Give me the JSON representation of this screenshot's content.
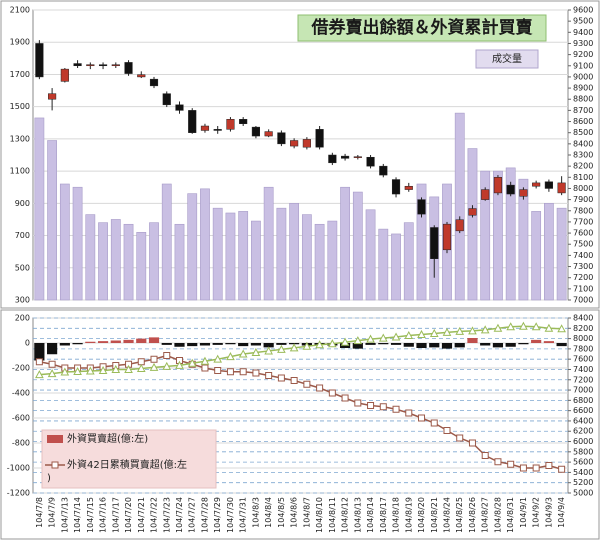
{
  "chart_data": [
    {
      "type": "candlestick",
      "title": "借券賣出餘額＆外資累計買賣",
      "annotation": "成交量",
      "ylim": [
        300,
        2100
      ],
      "yticks": [
        300,
        500,
        700,
        900,
        1100,
        1300,
        1500,
        1700,
        1900,
        2100
      ],
      "y2lim": [
        7000,
        9600
      ],
      "y2ticks": [
        7000,
        7100,
        7200,
        7300,
        7400,
        7500,
        7600,
        7700,
        7800,
        7900,
        8000,
        8100,
        8200,
        8300,
        8400,
        8500,
        8600,
        8700,
        8800,
        8900,
        9000,
        9100,
        9200,
        9300,
        9400,
        9500,
        9600
      ],
      "grid": true,
      "volume": {
        "color": "#c9bfe3",
        "values": [
          1430,
          1290,
          1020,
          1000,
          830,
          780,
          800,
          770,
          720,
          780,
          1020,
          770,
          960,
          990,
          870,
          840,
          850,
          790,
          1000,
          870,
          900,
          830,
          770,
          790,
          1000,
          970,
          860,
          740,
          710,
          780,
          1020,
          940,
          1020,
          1460,
          1240,
          1100,
          1100,
          1120,
          1050,
          850,
          900,
          870
        ]
      },
      "ohlc": {
        "axis": "y2",
        "up_color": "#c0392b",
        "down_color": "#111111",
        "open": [
          9300,
          8800,
          8960,
          9120,
          9100,
          9110,
          9100,
          9130,
          9000,
          8980,
          8850,
          8750,
          8700,
          8520,
          8530,
          8530,
          8620,
          8550,
          8470,
          8500,
          8380,
          8370,
          8530,
          8300,
          8290,
          8280,
          8280,
          8200,
          8080,
          7990,
          7900,
          7650,
          7450,
          7620,
          7760,
          7900,
          7960,
          8030,
          7930,
          8020,
          8060,
          7960
        ],
        "high": [
          9330,
          8900,
          9080,
          9150,
          9130,
          9130,
          9130,
          9150,
          9050,
          9000,
          8870,
          8780,
          8720,
          8580,
          8560,
          8640,
          8640,
          8560,
          8530,
          8520,
          8450,
          8460,
          8560,
          8320,
          8310,
          8300,
          8300,
          8220,
          8100,
          8050,
          7920,
          7670,
          7700,
          7750,
          7850,
          8010,
          8120,
          8060,
          8010,
          8070,
          8080,
          8110
        ],
        "low": [
          8980,
          8700,
          8950,
          9080,
          9070,
          9070,
          9080,
          9010,
          8990,
          8900,
          8730,
          8670,
          8490,
          8500,
          8490,
          8510,
          8560,
          8450,
          8460,
          8380,
          8360,
          8350,
          8350,
          8210,
          8250,
          8260,
          8180,
          8100,
          7920,
          7970,
          7740,
          7200,
          7420,
          7600,
          7740,
          7890,
          7940,
          7930,
          7900,
          8000,
          7970,
          7940
        ],
        "close": [
          9000,
          8850,
          9070,
          9100,
          9110,
          9100,
          9110,
          9030,
          9020,
          8920,
          8750,
          8700,
          8500,
          8560,
          8520,
          8620,
          8580,
          8470,
          8510,
          8400,
          8430,
          8440,
          8370,
          8230,
          8270,
          8285,
          8200,
          8120,
          7950,
          8020,
          7770,
          7370,
          7680,
          7720,
          7820,
          7990,
          8100,
          7950,
          7990,
          8050,
          8000,
          8050
        ]
      }
    },
    {
      "type": "bar_line",
      "categories": [
        "104/7/8",
        "104/7/9",
        "104/7/13",
        "104/7/14",
        "104/7/15",
        "104/7/16",
        "104/7/17",
        "104/7/20",
        "104/7/21",
        "104/7/22",
        "104/7/23",
        "104/7/24",
        "104/7/27",
        "104/7/28",
        "104/7/29",
        "104/7/30",
        "104/7/31",
        "104/8/3",
        "104/8/4",
        "104/8/5",
        "104/8/6",
        "104/8/7",
        "104/8/10",
        "104/8/11",
        "104/8/12",
        "104/8/13",
        "104/8/14",
        "104/8/17",
        "104/8/18",
        "104/8/19",
        "104/8/20",
        "104/8/21",
        "104/8/24",
        "104/8/25",
        "104/8/26",
        "104/8/27",
        "104/8/28",
        "104/8/31",
        "104/9/1",
        "104/9/2",
        "104/9/3",
        "104/9/4"
      ],
      "ylim": [
        -1200,
        200
      ],
      "yticks": [
        -1200,
        -1000,
        -800,
        -600,
        -400,
        -200,
        0,
        200
      ],
      "y2lim": [
        5000,
        8400
      ],
      "y2ticks": [
        5000,
        5200,
        5400,
        5600,
        5800,
        6000,
        6200,
        6400,
        6600,
        6800,
        7000,
        7200,
        7400,
        7600,
        7800,
        8000,
        8200,
        8400
      ],
      "grid": true,
      "series": [
        {
          "name": "外資買賣超(億:左)",
          "type": "bar",
          "color": "#c0504d",
          "negative_color": "#111111",
          "values": [
            -140,
            -90,
            -20,
            -10,
            10,
            15,
            20,
            25,
            35,
            45,
            -15,
            -30,
            -25,
            -20,
            -15,
            -10,
            -25,
            -20,
            -35,
            -15,
            -10,
            -20,
            -15,
            -20,
            -40,
            -45,
            -15,
            -10,
            -15,
            -30,
            -40,
            -35,
            -45,
            -35,
            40,
            -20,
            -35,
            -30,
            -10,
            25,
            15,
            -25
          ]
        },
        {
          "name": "外資42日累積買賣超(億:左)",
          "type": "line",
          "marker": "square",
          "color": "#9c5a4a",
          "values": [
            -150,
            -170,
            -200,
            -200,
            -200,
            -190,
            -180,
            -170,
            -150,
            -130,
            -100,
            -140,
            -170,
            -200,
            -220,
            -230,
            -230,
            -240,
            -260,
            -280,
            -300,
            -330,
            -360,
            -400,
            -440,
            -480,
            -500,
            -510,
            -530,
            -560,
            -600,
            -640,
            -700,
            -760,
            -800,
            -900,
            -950,
            -970,
            -1000,
            -1000,
            -980,
            -1010
          ]
        },
        {
          "type": "line",
          "axis": "y2",
          "marker": "triangle",
          "color": "#9bbb59",
          "values": [
            7300,
            7320,
            7350,
            7360,
            7370,
            7380,
            7400,
            7400,
            7420,
            7440,
            7460,
            7480,
            7520,
            7560,
            7600,
            7650,
            7700,
            7730,
            7760,
            7790,
            7820,
            7850,
            7880,
            7900,
            7930,
            7960,
            7990,
            8010,
            8030,
            8060,
            8080,
            8100,
            8120,
            8140,
            8150,
            8170,
            8200,
            8230,
            8240,
            8230,
            8200,
            8190
          ]
        }
      ]
    }
  ]
}
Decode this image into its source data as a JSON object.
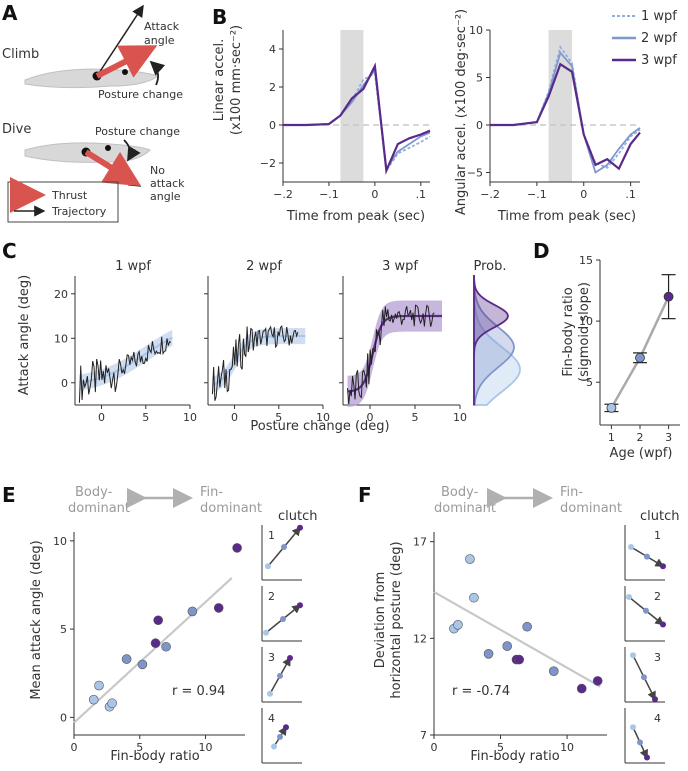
{
  "panels": {
    "A": {
      "letter": "A",
      "climb": {
        "title": "Climb",
        "attack_label_1": "Attack",
        "attack_label_2": "angle",
        "posture": "Posture change"
      },
      "dive": {
        "title": "Dive",
        "posture": "Posture change",
        "no_attack_1": "No",
        "no_attack_2": "attack",
        "no_attack_3": "angle"
      },
      "legend": {
        "thrust": "Thrust",
        "trajectory": "Trajectory"
      }
    },
    "B": {
      "letter": "B",
      "xlabel": "Time from peak (sec)",
      "left_ylabel_1": "Linear accel.",
      "left_ylabel_2": "(x100 mm·sec⁻²)",
      "right_ylabel": "Angular accel. (x100 deg·sec⁻²)",
      "legend": [
        "1 wpf",
        "2 wpf",
        "3 wpf"
      ]
    },
    "C": {
      "letter": "C",
      "titles": [
        "1 wpf",
        "2 wpf",
        "3 wpf",
        "Prob."
      ],
      "xlabel": "Posture change (deg)",
      "ylabel": "Attack angle (deg)"
    },
    "D": {
      "letter": "D",
      "ylabel_1": "Fin-body ratio",
      "ylabel_2": "(sigmoid slope)",
      "xlabel": "Age (wpf)"
    },
    "E": {
      "letter": "E",
      "body_dominant_1": "Body-",
      "body_dominant_2": "dominant",
      "fin_dominant_1": "Fin-",
      "fin_dominant_2": "dominant",
      "ylabel": "Mean attack angle (deg)",
      "xlabel": "Fin-body ratio",
      "r_text": "r = 0.94",
      "clutch_title": "clutch",
      "clutch_labels": [
        "1",
        "2",
        "3",
        "4"
      ]
    },
    "F": {
      "letter": "F",
      "body_dominant_1": "Body-",
      "body_dominant_2": "dominant",
      "fin_dominant_1": "Fin-",
      "fin_dominant_2": "dominant",
      "ylabel_1": "Deviation from",
      "ylabel_2": "horizontal posture (deg)",
      "xlabel": "Fin-body ratio",
      "r_text": "r = -0.74",
      "clutch_title": "clutch",
      "clutch_labels": [
        "1",
        "2",
        "3",
        "4"
      ]
    }
  },
  "colors": {
    "wpf1": "#a9c6e8",
    "wpf2": "#6a7fbf",
    "wpf3": "#5a2a8a",
    "shade": "#dcdcdc",
    "trace": "#222222",
    "red": "#d9534f",
    "fit": "#c8c8c8"
  },
  "chart_data": [
    {
      "id": "B-left",
      "type": "line",
      "xlabel": "Time from peak (sec)",
      "ylabel": "Linear accel. (x100 mm·sec⁻²)",
      "xlim": [
        -0.2,
        0.12
      ],
      "ylim": [
        -3,
        5
      ],
      "xticks": [
        -0.2,
        -0.1,
        0,
        0.1
      ],
      "yticks": [
        -2,
        0,
        2,
        4
      ],
      "shaded_region": [
        -0.075,
        -0.025
      ],
      "x": [
        -0.2,
        -0.15,
        -0.1,
        -0.075,
        -0.05,
        -0.025,
        0,
        0.025,
        0.05,
        0.075,
        0.1,
        0.12
      ],
      "series": [
        {
          "name": "1 wpf",
          "values": [
            0,
            0,
            0.05,
            0.5,
            1.3,
            2.4,
            2.7,
            -2.4,
            -1.5,
            -1.2,
            -0.9,
            -0.6
          ]
        },
        {
          "name": "2 wpf",
          "values": [
            0,
            0,
            0.05,
            0.5,
            1.2,
            2.1,
            2.9,
            -2.3,
            -1.4,
            -1.0,
            -0.6,
            -0.4
          ]
        },
        {
          "name": "3 wpf",
          "values": [
            0,
            0,
            0.05,
            0.5,
            1.4,
            1.9,
            3.1,
            -2.4,
            -1.0,
            -0.7,
            -0.5,
            -0.3
          ]
        }
      ]
    },
    {
      "id": "B-right",
      "type": "line",
      "xlabel": "Time from peak (sec)",
      "ylabel": "Angular accel. (x100 deg·sec⁻²)",
      "xlim": [
        -0.2,
        0.12
      ],
      "ylim": [
        -6,
        10
      ],
      "xticks": [
        -0.2,
        -0.1,
        0,
        0.1
      ],
      "yticks": [
        -5,
        0,
        5,
        10
      ],
      "shaded_region": [
        -0.075,
        -0.025
      ],
      "x": [
        -0.2,
        -0.15,
        -0.1,
        -0.075,
        -0.05,
        -0.025,
        0,
        0.025,
        0.05,
        0.075,
        0.1,
        0.12
      ],
      "series": [
        {
          "name": "1 wpf",
          "values": [
            0,
            0,
            0.3,
            3.5,
            8.2,
            6.5,
            -1.0,
            -4.0,
            -4.5,
            -3.0,
            -1.2,
            -0.5
          ]
        },
        {
          "name": "2 wpf",
          "values": [
            0,
            0,
            0.3,
            3.3,
            7.6,
            6.2,
            -1.0,
            -5.0,
            -4.2,
            -2.5,
            -1.0,
            -0.3
          ]
        },
        {
          "name": "3 wpf",
          "values": [
            0,
            0,
            0.3,
            3.0,
            6.4,
            5.6,
            -1.0,
            -4.2,
            -3.6,
            -4.6,
            -2.0,
            -0.8
          ]
        }
      ],
      "legend": "top-right"
    },
    {
      "id": "C",
      "type": "line",
      "xlabel": "Posture change (deg)",
      "ylabel": "Attack angle (deg)",
      "xlim": [
        -3,
        10
      ],
      "ylim": [
        -5,
        24
      ],
      "xticks": [
        0,
        5,
        10
      ],
      "yticks": [
        0,
        10,
        20
      ],
      "subplots": [
        "1 wpf",
        "2 wpf",
        "3 wpf"
      ]
    },
    {
      "id": "D",
      "type": "scatter",
      "xlabel": "Age (wpf)",
      "ylabel": "Fin-body ratio (sigmoid slope)",
      "xlim": [
        0.6,
        3.4
      ],
      "ylim": [
        1.5,
        15
      ],
      "xticks": [
        1,
        2,
        3
      ],
      "yticks": [
        5,
        10,
        15
      ],
      "x": [
        1,
        2,
        3
      ],
      "values": [
        2.9,
        7.0,
        12.0
      ],
      "errors": [
        0.3,
        0.4,
        1.8
      ]
    },
    {
      "id": "E",
      "type": "scatter",
      "xlabel": "Fin-body ratio",
      "ylabel": "Mean attack angle (deg)",
      "xlim": [
        0,
        13
      ],
      "ylim": [
        -1,
        10.5
      ],
      "xticks": [
        0,
        5,
        10
      ],
      "yticks": [
        0,
        5,
        10
      ],
      "r": 0.94,
      "fit_line": [
        [
          0,
          -0.3
        ],
        [
          12,
          7.9
        ]
      ],
      "points": [
        {
          "x": 1.5,
          "y": 1.0,
          "group": "1 wpf"
        },
        {
          "x": 1.9,
          "y": 1.8,
          "group": "1 wpf"
        },
        {
          "x": 2.7,
          "y": 0.6,
          "group": "1 wpf"
        },
        {
          "x": 2.9,
          "y": 0.8,
          "group": "1 wpf"
        },
        {
          "x": 4.0,
          "y": 3.3,
          "group": "2 wpf"
        },
        {
          "x": 5.2,
          "y": 3.0,
          "group": "2 wpf"
        },
        {
          "x": 7.0,
          "y": 4.0,
          "group": "2 wpf"
        },
        {
          "x": 9.0,
          "y": 6.0,
          "group": "2 wpf"
        },
        {
          "x": 6.2,
          "y": 4.2,
          "group": "3 wpf"
        },
        {
          "x": 6.4,
          "y": 5.5,
          "group": "3 wpf"
        },
        {
          "x": 11.0,
          "y": 6.2,
          "group": "3 wpf"
        },
        {
          "x": 12.4,
          "y": 9.6,
          "group": "3 wpf"
        }
      ]
    },
    {
      "id": "F",
      "type": "scatter",
      "xlabel": "Fin-body ratio",
      "ylabel": "Deviation from horizontal posture (deg)",
      "xlim": [
        0,
        13
      ],
      "ylim": [
        7,
        17.5
      ],
      "xticks": [
        0,
        5,
        10
      ],
      "yticks": [
        7,
        12,
        17
      ],
      "r": -0.74,
      "fit_line": [
        [
          0,
          14.4
        ],
        [
          12.5,
          9.5
        ]
      ],
      "points": [
        {
          "x": 1.5,
          "y": 12.5,
          "group": "1 wpf"
        },
        {
          "x": 1.8,
          "y": 12.7,
          "group": "1 wpf"
        },
        {
          "x": 2.7,
          "y": 16.1,
          "group": "1 wpf"
        },
        {
          "x": 3.0,
          "y": 14.1,
          "group": "1 wpf"
        },
        {
          "x": 4.1,
          "y": 11.2,
          "group": "2 wpf"
        },
        {
          "x": 5.5,
          "y": 11.6,
          "group": "2 wpf"
        },
        {
          "x": 7.0,
          "y": 12.6,
          "group": "2 wpf"
        },
        {
          "x": 9.0,
          "y": 10.3,
          "group": "2 wpf"
        },
        {
          "x": 6.2,
          "y": 10.9,
          "group": "3 wpf"
        },
        {
          "x": 6.4,
          "y": 10.9,
          "group": "3 wpf"
        },
        {
          "x": 11.1,
          "y": 9.4,
          "group": "3 wpf"
        },
        {
          "x": 12.3,
          "y": 9.8,
          "group": "3 wpf"
        }
      ]
    }
  ]
}
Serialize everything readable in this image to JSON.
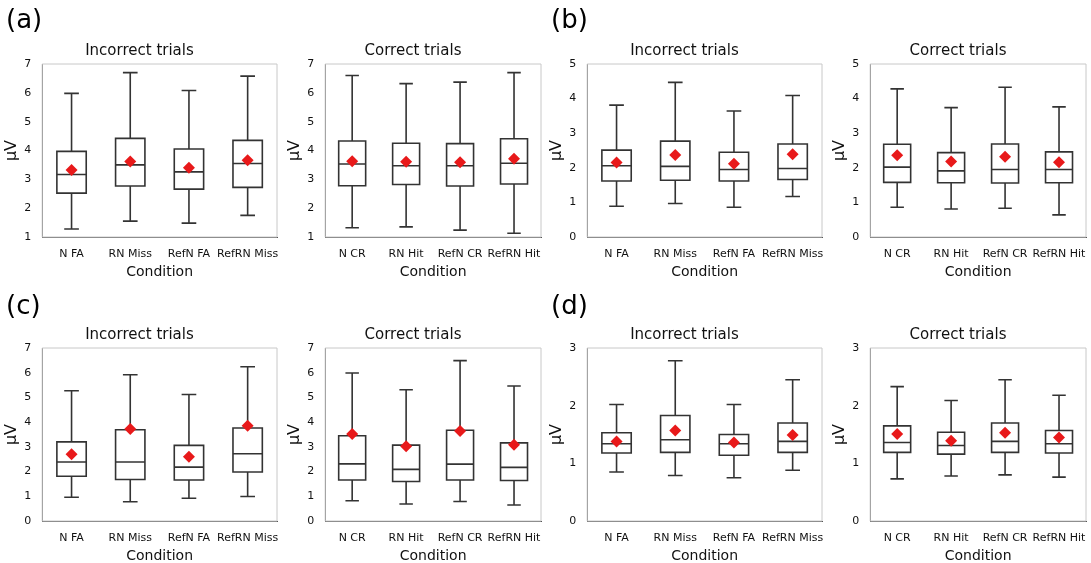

» **WHAT THIS TASK INVOLVES**: Select, from the listing, all lines that include the word "accel".

» **WRITTEN RESPONSE**:
      "left_ylabel_1": "Linear accel.",
      "right_ylabel": "Angular accel. (x100 deg·sec⁻²)",
      "ylabel": "Linear accel. (x100 mm·sec⁻²)",
      "ylabel": "Angular accel. (x100 deg·sec⁻²)",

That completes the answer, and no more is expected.